Render every entry verbatim.

-- START Extracted data --

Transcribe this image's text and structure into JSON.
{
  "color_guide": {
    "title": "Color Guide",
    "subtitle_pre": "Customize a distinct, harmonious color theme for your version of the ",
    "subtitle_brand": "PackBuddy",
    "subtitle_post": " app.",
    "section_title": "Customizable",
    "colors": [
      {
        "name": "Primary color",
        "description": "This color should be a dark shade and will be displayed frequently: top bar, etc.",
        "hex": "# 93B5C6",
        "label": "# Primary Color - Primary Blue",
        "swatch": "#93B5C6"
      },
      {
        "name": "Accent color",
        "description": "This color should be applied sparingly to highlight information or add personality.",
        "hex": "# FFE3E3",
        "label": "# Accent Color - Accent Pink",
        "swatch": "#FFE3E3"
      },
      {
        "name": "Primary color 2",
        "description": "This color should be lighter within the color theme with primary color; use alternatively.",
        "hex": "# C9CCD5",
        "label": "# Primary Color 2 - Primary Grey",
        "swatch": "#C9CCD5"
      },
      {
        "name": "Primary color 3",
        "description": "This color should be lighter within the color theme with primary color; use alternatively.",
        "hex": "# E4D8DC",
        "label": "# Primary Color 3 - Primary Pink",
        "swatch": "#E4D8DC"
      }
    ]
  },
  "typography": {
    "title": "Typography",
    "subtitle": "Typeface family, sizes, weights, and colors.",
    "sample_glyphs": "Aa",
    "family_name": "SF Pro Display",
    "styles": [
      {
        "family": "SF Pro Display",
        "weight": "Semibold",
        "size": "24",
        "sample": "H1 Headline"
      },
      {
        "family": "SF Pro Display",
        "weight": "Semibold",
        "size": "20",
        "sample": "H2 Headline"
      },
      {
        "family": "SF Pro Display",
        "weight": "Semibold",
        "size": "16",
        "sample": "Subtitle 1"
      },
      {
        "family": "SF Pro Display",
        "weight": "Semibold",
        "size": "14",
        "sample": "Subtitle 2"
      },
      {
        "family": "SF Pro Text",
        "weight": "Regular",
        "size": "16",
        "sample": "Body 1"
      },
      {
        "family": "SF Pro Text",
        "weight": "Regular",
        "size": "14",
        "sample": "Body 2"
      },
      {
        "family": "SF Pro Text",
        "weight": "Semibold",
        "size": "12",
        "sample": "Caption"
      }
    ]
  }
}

-- END Extracted data --

[Response]
Transcribe this image's text and structure into JSON.
{
  "color_guide": {
    "title": "Color Guide",
    "subtitle_pre": "Customize a distinct, harmonious color theme for your version of the ",
    "subtitle_brand": "PackBuddy",
    "subtitle_post": " app.",
    "section_title": "Customizable",
    "colors": [
      {
        "name": "Primary color",
        "description": "This color should be a dark shade and will be displayed frequently: top bar, etc.",
        "hex": "# 93B5C6",
        "label": "# Primary Color - Primary Blue",
        "swatch": "#93B5C6"
      },
      {
        "name": "Accent color",
        "description": "This color should be applied sparingly to highlight information or add personality.",
        "hex": "# FFE3E3",
        "label": "# Accent Color - Accent Pink",
        "swatch": "#FFE3E3"
      },
      {
        "name": "Primary color 2",
        "description": "This color should be lighter within the color theme with primary color; use alternatively.",
        "hex": "# C9CCD5",
        "label": "# Primary Color 2 - Primary Grey",
        "swatch": "#C9CCD5"
      },
      {
        "name": "Primary color 3",
        "description": "This color should be lighter within the color theme with primary color; use alternatively.",
        "hex": "# E4D8DC",
        "label": "# Primary Color 3 - Primary Pink",
        "swatch": "#E4D8DC"
      }
    ]
  },
  "typography": {
    "title": "Typography",
    "subtitle": "Typeface family, sizes, weights, and colors.",
    "sample_glyphs": "Aa",
    "family_name": "SF Pro Display",
    "styles": [
      {
        "family": "SF Pro Display",
        "weight": "Semibold",
        "size": "24",
        "sample": "H1 Headline"
      },
      {
        "family": "SF Pro Display",
        "weight": "Semibold",
        "size": "20",
        "sample": "H2 Headline"
      },
      {
        "family": "SF Pro Display",
        "weight": "Semibold",
        "size": "16",
        "sample": "Subtitle 1"
      },
      {
        "family": "SF Pro Display",
        "weight": "Semibold",
        "size": "14",
        "sample": "Subtitle 2"
      },
      {
        "family": "SF Pro Text",
        "weight": "Regular",
        "size": "16",
        "sample": "Body 1"
      },
      {
        "family": "SF Pro Text",
        "weight": "Regular",
        "size": "14",
        "sample": "Body 2"
      },
      {
        "family": "SF Pro Text",
        "weight": "Semibold",
        "size": "12",
        "sample": "Caption"
      }
    ]
  }
}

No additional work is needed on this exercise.